**DATA TO PROCESS**
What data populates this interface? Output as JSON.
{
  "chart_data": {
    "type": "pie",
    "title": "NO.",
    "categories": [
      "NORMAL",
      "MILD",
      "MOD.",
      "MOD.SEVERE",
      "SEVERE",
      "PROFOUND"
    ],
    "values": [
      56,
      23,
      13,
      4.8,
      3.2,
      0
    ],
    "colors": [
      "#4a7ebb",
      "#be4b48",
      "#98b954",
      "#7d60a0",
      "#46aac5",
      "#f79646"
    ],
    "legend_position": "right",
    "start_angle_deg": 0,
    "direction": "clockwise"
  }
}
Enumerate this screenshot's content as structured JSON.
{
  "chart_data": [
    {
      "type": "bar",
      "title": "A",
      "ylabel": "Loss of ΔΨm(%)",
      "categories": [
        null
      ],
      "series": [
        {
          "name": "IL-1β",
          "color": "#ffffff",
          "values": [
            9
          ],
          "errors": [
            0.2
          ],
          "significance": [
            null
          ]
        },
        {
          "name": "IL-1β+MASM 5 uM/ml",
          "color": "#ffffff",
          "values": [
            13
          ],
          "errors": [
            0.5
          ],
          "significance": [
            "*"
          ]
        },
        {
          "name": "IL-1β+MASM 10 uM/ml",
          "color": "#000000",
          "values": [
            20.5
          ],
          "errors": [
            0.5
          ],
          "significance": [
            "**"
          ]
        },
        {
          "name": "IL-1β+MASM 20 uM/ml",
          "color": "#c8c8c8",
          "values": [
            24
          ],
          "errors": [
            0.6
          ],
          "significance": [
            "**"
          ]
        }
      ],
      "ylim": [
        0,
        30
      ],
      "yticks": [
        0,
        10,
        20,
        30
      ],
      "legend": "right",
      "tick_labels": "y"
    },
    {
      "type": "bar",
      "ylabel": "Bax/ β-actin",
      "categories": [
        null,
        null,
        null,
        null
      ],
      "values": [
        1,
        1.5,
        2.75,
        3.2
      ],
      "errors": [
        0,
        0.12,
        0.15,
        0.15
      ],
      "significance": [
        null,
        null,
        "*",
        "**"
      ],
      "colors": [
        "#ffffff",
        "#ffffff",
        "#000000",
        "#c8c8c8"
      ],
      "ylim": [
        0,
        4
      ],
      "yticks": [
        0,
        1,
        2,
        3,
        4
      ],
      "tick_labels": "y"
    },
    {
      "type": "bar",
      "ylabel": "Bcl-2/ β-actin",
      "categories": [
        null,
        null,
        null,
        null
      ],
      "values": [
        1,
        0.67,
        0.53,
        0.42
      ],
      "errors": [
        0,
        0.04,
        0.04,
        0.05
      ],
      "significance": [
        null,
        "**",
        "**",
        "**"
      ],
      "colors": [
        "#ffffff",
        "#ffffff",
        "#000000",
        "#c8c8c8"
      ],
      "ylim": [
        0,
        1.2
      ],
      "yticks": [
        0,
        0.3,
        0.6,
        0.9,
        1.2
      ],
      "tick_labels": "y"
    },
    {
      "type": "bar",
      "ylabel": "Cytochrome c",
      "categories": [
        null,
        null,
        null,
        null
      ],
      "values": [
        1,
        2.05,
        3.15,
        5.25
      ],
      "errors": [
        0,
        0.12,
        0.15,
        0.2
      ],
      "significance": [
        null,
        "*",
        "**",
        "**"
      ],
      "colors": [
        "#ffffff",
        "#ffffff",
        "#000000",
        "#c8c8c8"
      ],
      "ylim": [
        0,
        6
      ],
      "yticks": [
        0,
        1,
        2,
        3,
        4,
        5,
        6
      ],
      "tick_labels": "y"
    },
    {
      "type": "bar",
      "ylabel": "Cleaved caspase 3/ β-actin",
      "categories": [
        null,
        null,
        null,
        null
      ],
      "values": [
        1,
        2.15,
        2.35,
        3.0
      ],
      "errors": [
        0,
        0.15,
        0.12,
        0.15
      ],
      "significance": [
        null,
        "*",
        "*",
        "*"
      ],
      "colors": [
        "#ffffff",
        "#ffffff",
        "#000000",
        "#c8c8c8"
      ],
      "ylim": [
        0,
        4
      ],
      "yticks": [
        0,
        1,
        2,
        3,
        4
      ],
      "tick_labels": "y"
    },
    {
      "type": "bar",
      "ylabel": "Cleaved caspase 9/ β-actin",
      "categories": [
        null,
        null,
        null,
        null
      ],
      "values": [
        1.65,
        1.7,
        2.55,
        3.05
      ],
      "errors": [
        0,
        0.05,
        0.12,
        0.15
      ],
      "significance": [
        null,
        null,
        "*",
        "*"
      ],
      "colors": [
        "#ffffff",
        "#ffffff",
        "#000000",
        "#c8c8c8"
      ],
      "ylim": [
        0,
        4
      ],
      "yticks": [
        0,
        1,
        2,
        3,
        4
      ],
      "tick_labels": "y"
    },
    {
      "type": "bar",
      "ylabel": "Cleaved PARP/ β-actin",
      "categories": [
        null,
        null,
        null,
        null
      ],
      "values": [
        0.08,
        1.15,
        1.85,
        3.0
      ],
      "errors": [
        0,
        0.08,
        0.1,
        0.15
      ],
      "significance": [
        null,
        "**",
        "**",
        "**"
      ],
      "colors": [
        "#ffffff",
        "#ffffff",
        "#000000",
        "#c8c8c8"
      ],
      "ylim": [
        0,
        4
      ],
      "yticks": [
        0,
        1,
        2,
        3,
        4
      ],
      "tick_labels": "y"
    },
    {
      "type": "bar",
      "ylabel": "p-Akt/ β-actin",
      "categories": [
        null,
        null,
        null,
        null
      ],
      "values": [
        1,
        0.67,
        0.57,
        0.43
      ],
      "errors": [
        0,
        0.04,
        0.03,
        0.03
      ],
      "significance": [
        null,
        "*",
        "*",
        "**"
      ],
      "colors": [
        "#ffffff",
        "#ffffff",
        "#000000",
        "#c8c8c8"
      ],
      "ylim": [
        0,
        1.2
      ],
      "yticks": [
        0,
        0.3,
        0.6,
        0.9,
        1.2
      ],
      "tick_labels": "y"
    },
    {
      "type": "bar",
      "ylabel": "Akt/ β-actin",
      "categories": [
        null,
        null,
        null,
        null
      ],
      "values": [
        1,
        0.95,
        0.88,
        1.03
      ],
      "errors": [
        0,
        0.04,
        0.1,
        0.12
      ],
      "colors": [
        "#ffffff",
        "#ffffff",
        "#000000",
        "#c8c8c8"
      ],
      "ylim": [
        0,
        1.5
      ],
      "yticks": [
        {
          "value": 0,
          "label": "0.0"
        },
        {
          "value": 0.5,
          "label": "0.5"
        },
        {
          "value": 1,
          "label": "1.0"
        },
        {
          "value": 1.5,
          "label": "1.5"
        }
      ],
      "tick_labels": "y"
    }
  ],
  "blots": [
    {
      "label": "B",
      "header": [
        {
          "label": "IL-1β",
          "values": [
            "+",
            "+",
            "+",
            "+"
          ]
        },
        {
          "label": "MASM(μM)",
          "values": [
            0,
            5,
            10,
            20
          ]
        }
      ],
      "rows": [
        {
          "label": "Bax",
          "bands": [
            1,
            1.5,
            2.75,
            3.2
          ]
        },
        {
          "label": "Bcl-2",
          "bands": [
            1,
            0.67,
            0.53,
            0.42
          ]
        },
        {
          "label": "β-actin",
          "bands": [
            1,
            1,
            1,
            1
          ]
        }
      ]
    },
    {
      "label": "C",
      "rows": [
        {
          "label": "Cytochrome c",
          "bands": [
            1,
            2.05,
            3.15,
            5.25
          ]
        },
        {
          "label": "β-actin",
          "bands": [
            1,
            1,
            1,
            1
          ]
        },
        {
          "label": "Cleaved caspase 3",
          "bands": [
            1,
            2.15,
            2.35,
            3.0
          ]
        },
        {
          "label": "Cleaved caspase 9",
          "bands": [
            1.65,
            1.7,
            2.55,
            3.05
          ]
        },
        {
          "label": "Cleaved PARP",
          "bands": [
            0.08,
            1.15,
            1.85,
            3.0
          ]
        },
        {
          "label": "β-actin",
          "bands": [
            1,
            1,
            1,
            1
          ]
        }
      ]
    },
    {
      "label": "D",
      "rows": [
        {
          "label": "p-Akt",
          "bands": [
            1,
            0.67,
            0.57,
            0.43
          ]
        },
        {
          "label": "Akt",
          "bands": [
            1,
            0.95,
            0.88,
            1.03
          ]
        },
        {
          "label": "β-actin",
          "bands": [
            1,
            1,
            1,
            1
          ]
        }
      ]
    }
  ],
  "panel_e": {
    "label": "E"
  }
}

**WHAT IS REQUIRED**
Count how many lines above include the word "right" and answer with that figure only.

**OUTPUT FOR THIS TASK**
2